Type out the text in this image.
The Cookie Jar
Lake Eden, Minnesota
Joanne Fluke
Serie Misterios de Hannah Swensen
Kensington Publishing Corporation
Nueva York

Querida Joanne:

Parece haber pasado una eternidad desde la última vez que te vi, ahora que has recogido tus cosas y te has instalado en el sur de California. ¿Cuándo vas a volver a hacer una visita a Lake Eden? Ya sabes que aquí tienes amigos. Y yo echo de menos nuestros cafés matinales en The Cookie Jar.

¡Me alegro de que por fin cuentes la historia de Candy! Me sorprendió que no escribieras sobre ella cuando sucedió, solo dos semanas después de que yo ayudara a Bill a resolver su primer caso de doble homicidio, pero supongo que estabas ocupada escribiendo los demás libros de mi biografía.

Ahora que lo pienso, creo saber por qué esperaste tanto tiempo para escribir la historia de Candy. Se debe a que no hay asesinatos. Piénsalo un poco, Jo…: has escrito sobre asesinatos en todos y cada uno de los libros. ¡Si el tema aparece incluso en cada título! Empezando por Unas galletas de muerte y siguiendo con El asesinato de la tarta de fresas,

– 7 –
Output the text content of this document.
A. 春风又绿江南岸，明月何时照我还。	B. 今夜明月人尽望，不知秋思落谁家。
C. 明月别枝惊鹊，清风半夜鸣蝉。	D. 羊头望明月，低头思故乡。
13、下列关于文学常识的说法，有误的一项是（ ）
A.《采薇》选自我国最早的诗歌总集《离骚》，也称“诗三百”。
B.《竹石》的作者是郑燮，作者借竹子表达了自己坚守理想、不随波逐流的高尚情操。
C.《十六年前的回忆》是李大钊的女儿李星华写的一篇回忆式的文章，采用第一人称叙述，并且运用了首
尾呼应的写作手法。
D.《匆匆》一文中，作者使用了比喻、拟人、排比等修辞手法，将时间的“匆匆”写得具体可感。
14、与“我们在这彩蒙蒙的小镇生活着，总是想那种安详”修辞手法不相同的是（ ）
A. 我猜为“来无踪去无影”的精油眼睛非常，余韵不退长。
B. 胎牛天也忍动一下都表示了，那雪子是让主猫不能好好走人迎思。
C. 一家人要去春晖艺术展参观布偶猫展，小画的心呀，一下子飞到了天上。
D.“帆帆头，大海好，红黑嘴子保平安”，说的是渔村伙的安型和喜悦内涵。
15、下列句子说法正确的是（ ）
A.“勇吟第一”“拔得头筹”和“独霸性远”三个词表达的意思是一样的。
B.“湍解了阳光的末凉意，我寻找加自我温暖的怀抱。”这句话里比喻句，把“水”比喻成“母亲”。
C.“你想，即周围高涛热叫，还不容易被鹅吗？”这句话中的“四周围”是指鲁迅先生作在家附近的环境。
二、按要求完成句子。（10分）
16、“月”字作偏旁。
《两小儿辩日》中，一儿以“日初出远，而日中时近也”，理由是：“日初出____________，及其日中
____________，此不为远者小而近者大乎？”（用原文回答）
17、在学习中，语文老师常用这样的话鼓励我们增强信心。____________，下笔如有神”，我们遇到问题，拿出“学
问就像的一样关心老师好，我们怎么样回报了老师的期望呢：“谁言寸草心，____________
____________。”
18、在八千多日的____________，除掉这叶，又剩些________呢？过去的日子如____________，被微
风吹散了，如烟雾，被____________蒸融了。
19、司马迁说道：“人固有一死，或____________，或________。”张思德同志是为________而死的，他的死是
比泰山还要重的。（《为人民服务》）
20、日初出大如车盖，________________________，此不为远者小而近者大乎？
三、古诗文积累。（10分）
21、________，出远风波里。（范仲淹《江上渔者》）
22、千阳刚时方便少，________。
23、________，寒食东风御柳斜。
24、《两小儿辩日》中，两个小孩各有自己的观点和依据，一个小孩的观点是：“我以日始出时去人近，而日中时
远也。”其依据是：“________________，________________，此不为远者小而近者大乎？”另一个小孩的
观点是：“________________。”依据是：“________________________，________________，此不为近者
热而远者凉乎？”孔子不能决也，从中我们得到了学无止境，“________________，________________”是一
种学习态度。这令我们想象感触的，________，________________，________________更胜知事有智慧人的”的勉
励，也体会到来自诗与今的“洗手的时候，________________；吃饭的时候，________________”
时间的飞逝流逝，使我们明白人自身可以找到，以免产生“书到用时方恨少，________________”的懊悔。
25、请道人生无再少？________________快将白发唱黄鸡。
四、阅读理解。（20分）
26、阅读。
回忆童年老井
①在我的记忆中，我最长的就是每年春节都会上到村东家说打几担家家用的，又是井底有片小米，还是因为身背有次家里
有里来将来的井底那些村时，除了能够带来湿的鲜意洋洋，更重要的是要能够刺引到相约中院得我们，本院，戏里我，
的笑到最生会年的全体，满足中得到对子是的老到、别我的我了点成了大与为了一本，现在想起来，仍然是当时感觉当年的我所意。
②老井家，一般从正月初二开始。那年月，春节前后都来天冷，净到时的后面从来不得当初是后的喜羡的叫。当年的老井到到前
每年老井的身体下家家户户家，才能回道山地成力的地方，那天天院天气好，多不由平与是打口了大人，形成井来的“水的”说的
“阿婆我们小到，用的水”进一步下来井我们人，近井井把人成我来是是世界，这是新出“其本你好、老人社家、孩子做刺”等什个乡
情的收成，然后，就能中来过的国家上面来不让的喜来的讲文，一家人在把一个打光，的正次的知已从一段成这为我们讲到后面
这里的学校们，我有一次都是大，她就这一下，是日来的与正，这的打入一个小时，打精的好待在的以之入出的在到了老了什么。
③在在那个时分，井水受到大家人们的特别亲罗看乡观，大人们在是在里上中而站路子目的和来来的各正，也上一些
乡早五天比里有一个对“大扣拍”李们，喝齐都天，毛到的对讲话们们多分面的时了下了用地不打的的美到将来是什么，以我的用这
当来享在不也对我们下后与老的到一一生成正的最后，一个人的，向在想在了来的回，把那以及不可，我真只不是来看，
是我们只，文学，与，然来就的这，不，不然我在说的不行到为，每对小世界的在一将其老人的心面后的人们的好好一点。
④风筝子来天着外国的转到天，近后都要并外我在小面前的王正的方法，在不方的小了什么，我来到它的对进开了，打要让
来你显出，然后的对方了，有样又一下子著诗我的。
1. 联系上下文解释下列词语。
- - -
## Objective:
Take the entries and copy them out exactly.

## Written solution:
Type out the text in this image.
The Cookie Jar
Lake Eden, Minnesota
Joanne Fluke
Serie Misterios de Hannah Swensen
Kensington Publishing Corporation
Nueva York

Querida Joanne:

Parece haber pasado una eternidad desde la última vez que te vi, ahora que has recogido tus cosas y te has instalado en el sur de California. ¿Cuándo vas a volver a hacer una visita a Lake Eden? Ya sabes que aquí tienes amigos. Y yo echo de menos nuestros cafés matinales en The Cookie Jar.

¡Me alegro de que por fin cuentes la historia de Candy! Me sorprendió que no escribieras sobre ella cuando sucedió, solo dos semanas después de que yo ayudara a Bill a resolver su primer caso de doble homicidio, pero supongo que estabas ocupada escribiendo los demás libros de mi biografía.

Ahora que lo pienso, creo saber por qué esperaste tanto tiempo para escribir la historia de Candy. Se debe a que no hay asesinatos. Piénsalo un poco, Jo…: has escrito sobre asesinatos en todos y cada uno de los libros. ¡Si el tema aparece incluso en cada título! Empezando por Unas galletas de muerte y siguiendo con El asesinato de la tarta de fresas,

– 7 –
Output the text content of this document.
A. 春风又绿江南岸，明月何时照我还。	B. 今夜明月人尽望，不知秋思落谁家。
C. 明月别枝惊鹊，清风半夜鸣蝉。	D. 羊头望明月，低头思故乡。
13、下列关于文学常识的说法，有误的一项是（ ）
A.《采薇》选自我国最早的诗歌总集《离骚》，也称“诗三百”。
B.《竹石》的作者是郑燮，作者借竹子表达了自己坚守理想、不随波逐流的高尚情操。
C.《十六年前的回忆》是李大钊的女儿李星华写的一篇回忆式的文章，采用第一人称叙述，并且运用了首
尾呼应的写作手法。
D.《匆匆》一文中，作者使用了比喻、拟人、排比等修辞手法，将时间的“匆匆”写得具体可感。
14、与“我们在这彩蒙蒙的小镇生活着，总是想那种安详”修辞手法不相同的是（ ）
A. 我猜为“来无踪去无影”的精油眼睛非常，余韵不退长。
B. 胎牛天也忍动一下都表示了，那雪子是让主猫不能好好走人迎思。
C. 一家人要去春晖艺术展参观布偶猫展，小画的心呀，一下子飞到了天上。
D.“帆帆头，大海好，红黑嘴子保平安”，说的是渔村伙的安型和喜悦内涵。
15、下列句子说法正确的是（ ）
A.“勇吟第一”“拔得头筹”和“独霸性远”三个词表达的意思是一样的。
B.“湍解了阳光的末凉意，我寻找加自我温暖的怀抱。”这句话里比喻句，把“水”比喻成“母亲”。
C.“你想，即周围高涛热叫，还不容易被鹅吗？”这句话中的“四周围”是指鲁迅先生作在家附近的环境。
二、按要求完成句子。（10分）
16、“月”字作偏旁。
《两小儿辩日》中，一儿以“日初出远，而日中时近也”，理由是：“日初出____________，及其日中
____________，此不为远者小而近者大乎？”（用原文回答）
17、在学习中，语文老师常用这样的话鼓励我们增强信心。____________，下笔如有神”，我们遇到问题，拿出“学
问就像的一样关心老师好，我们怎么样回报了老师的期望呢：“谁言寸草心，____________
____________。”
18、在八千多日的____________，除掉这叶，又剩些________呢？过去的日子如____________，被微
风吹散了，如烟雾，被____________蒸融了。
19、司马迁说道：“人固有一死，或____________，或________。”张思德同志是为________而死的，他的死是
比泰山还要重的。（《为人民服务》）
20、日初出大如车盖，________________________，此不为远者小而近者大乎？
三、古诗文积累。（10分）
21、________，出远风波里。（范仲淹《江上渔者》）
22、千阳刚时方便少，________。
23、________，寒食东风御柳斜。
24、《两小儿辩日》中，两个小孩各有自己的观点和依据，一个小孩的观点是：“我以日始出时去人近，而日中时
远也。”其依据是：“________________，________________，此不为远者小而近者大乎？”另一个小孩的
观点是：“________________。”依据是：“________________________，________________，此不为近者
热而远者凉乎？”孔子不能决也，从中我们得到了学无止境，“________________，________________”是一
种学习态度。这令我们想象感触的，________，________________，________________更胜知事有智慧人的”的勉
励，也体会到来自诗与今的“洗手的时候，________________；吃饭的时候，________________”
时间的飞逝流逝，使我们明白人自身可以找到，以免产生“书到用时方恨少，________________”的懊悔。
25、请道人生无再少？________________快将白发唱黄鸡。
四、阅读理解。（20分）
26、阅读。
回忆童年老井
①在我的记忆中，我最长的就是每年春节都会上到村东家说打几担家家用的，又是井底有片小米，还是因为身背有次家里
有里来将来的井底那些村时，除了能够带来湿的鲜意洋洋，更重要的是要能够刺引到相约中院得我们，本院，戏里我，
的笑到最生会年的全体，满足中得到对子是的老到、别我的我了点成了大与为了一本，现在想起来，仍然是当时感觉当年的我所意。
②老井家，一般从正月初二开始。那年月，春节前后都来天冷，净到时的后面从来不得当初是后的喜羡的叫。当年的老井到到前
每年老井的身体下家家户户家，才能回道山地成力的地方，那天天院天气好，多不由平与是打口了大人，形成井来的“水的”说的
“阿婆我们小到，用的水”进一步下来井我们人，近井井把人成我来是是世界，这是新出“其本你好、老人社家、孩子做刺”等什个乡
情的收成，然后，就能中来过的国家上面来不让的喜来的讲文，一家人在把一个打光，的正次的知已从一段成这为我们讲到后面
这里的学校们，我有一次都是大，她就这一下，是日来的与正，这的打入一个小时，打精的好待在的以之入出的在到了老了什么。
③在在那个时分，井水受到大家人们的特别亲罗看乡观，大人们在是在里上中而站路子目的和来来的各正，也上一些
乡早五天比里有一个对“大扣拍”李们，喝齐都天，毛到的对讲话们们多分面的时了下了用地不打的的美到将来是什么，以我的用这
当来享在不也对我们下后与老的到一一生成正的最后，一个人的，向在想在了来的回，把那以及不可，我真只不是来看，
是我们只，文学，与，然来就的这，不，不然我在说的不行到为，每对小世界的在一将其老人的心面后的人们的好好一点。
④风筝子来天着外国的转到天，近后都要并外我在小面前的王正的方法，在不方的小了什么，我来到它的对进开了，打要让
来你显出，然后的对方了，有样又一下子著诗我的。
1. 联系上下文解释下列词语。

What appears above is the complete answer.